[Coco] For the love of an OS.
Aaron Wolfe
aawolfe at gmail.com
Tue May 3 01:28:09 EDT 2011
On Tue, May 3, 2011 at 12:09 AM, Tony <tonym at compusource.net> wrote:
> On Mon, 2011-05-02 at 20:37 -0700, Steve Bjork wrote:
>> In front of me, I have Mac, PC (window 7 pro 64-bit) and iOS iPad2. In
>> back office the are More Macs, PC windows and Linux systems too. They
>> all get along together! Each computer or device it running OS that's
>> the best for it.
>>
>> I got an number of micro-controllers that use Windows. For music and
>> graphics I use both windows and the Mac. If I need to run a server or
>> NAS than I would most likely drop a Linux kernel on it.
>>
>> But this is the way I've looked at computers for the past 30 years.
>> Even back in the early CoCo days, I used other computers to help create
>> my CoCo programs. Whatever computer that was best (for me) at the task,
>> that's the one I would pick.
>>
>> Trying to use a poor virtual system is a kluge. (and not worth the
>> headaches) Don't get me wrong, there are good virtual systems out
>> there. (Most are a bit pricey.) Sometimes it's better to just use the
>> real thing.
>>
>> You may say the real thing is too costly. Well that's the real test!
>> Does the need justify the cost?
>>
>> I should disclose that I'm in the Windows camp and not so much a Mac
>> user. But most of my coding time is spent work on a Mac. But use the OS
>> that gets the job done. I do have other pet projects (on other OS)
>> that I work to get the taste of Steve Job's nEXT OS out of my mouth.
>> (Objective C, yuk!) Even a little Perl coding can clean the palette.
>>
>> Bottom line, don't kludge. Just build the real thing. Or duel boot
>> the computer. I feel better about the number of macs I own since they
>> all run Windows just fine via Bootcamp.
>>
>> Steve
>>
>
> What's a kludge for you, is a gold mine for me.
>
> I have a quad-core AMD x920 BE-based Dell laptop, 8GB RAM, running
> Ubuntu 10.04.2 LTS. For my corporate environment, I have a WinXP x86 VM
> under VirtualBox, with the usual suspects: Office, Visio, vSphere client
> for the data center, etc...
>
> For the rest, I use the Linux OS underneath, or additional VMs.
>
> When I'm travelling, I have an Asterisk VM I bring up so my co-workers
> and I can call home, I have a separate XP VM for toying with the Android
> and WebOS phones, and a few others.
>
> I intentionally purchased and built this laptop for Virtualization, and
> am extremely satisfied with the results!

#### [AIM OF THE EXERCISE]
Write the next part of the mailing-list message about running several operating systems, starting right after its final quoted line. The records that come next play no part in this work.

[Data excerpts]
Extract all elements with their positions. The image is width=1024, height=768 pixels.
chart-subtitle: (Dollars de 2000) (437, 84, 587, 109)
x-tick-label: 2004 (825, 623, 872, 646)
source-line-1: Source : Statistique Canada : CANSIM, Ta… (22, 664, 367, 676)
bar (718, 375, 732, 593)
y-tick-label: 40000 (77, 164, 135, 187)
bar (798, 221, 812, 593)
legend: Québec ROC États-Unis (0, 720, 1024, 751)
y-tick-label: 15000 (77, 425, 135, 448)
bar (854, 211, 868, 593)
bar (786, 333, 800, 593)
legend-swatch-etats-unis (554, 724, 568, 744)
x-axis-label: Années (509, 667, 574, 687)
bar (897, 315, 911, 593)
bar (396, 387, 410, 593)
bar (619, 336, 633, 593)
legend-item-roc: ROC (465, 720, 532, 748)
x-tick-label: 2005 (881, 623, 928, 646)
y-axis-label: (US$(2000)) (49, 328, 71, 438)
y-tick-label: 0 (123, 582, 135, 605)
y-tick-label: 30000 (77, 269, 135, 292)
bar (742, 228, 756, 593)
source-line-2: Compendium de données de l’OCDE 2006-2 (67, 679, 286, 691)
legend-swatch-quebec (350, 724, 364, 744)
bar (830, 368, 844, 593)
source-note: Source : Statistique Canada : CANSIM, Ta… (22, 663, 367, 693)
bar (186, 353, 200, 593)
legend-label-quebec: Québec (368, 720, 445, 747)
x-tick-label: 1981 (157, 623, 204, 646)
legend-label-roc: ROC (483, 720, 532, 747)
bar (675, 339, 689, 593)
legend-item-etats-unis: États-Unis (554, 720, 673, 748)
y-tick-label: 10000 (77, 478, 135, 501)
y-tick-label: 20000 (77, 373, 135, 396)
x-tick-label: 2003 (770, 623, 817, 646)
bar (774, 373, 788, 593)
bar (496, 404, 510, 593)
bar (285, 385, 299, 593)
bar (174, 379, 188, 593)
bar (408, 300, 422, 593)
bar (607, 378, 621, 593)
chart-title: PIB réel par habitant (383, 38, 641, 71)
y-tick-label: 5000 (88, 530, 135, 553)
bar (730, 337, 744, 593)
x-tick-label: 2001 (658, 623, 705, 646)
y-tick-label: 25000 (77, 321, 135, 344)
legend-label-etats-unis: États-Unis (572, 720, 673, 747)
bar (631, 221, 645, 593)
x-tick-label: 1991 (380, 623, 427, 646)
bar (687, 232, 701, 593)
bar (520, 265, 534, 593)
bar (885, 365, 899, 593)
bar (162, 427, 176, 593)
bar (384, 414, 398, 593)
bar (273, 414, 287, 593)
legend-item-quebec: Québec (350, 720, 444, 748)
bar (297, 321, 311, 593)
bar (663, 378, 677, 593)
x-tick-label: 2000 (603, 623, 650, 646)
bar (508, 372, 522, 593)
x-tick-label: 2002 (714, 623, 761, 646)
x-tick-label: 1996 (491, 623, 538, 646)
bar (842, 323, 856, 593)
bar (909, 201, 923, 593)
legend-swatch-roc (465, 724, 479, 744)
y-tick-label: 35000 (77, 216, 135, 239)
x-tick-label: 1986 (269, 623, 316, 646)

#### [RESULT BELOW]
>
> What you call a kludge, I call the be-all end-all of computing!
>
> Isn't it great that we have so many choices?
>
> The other day, I ran across Groklaw again after a long absence.
> Seriously flashing back, I fired up VirtualBox, and had a Novell Netware
> 6.5 server operational, with an NDS tree and everything, in under 60
> minutes.
>
> I love this stuff - right now I'm using the Linux base for this email,
> and surfing, and have (2) VM's open, one of which is a server I'm
> working on for work. Tomorrow, I'll copy it off the laptop, give the
> VMDK to my server team on a USB stick, they'll import it into our SAN
> cluster for our VMWare ESXi 4.1 cluster, and bring it up in 5 minutes.
>
> I'm also in the process of building a home virtualization server. Right
> now I have 4 systems running everything from the home asterisk, to
> MythTV. A pair of nice 6-core Opteron 4184's, with an Asus KCMA-D8 dual
> socket C32 mainboard, 16GB RAM, VMWare ESXi v4.1, and a Synology DS411j
> SAN will run everything, have boatloads to spare, cost under $1300, and
> use far less power than the current 4-pc setup.
>
> Gotta love how far technology's come...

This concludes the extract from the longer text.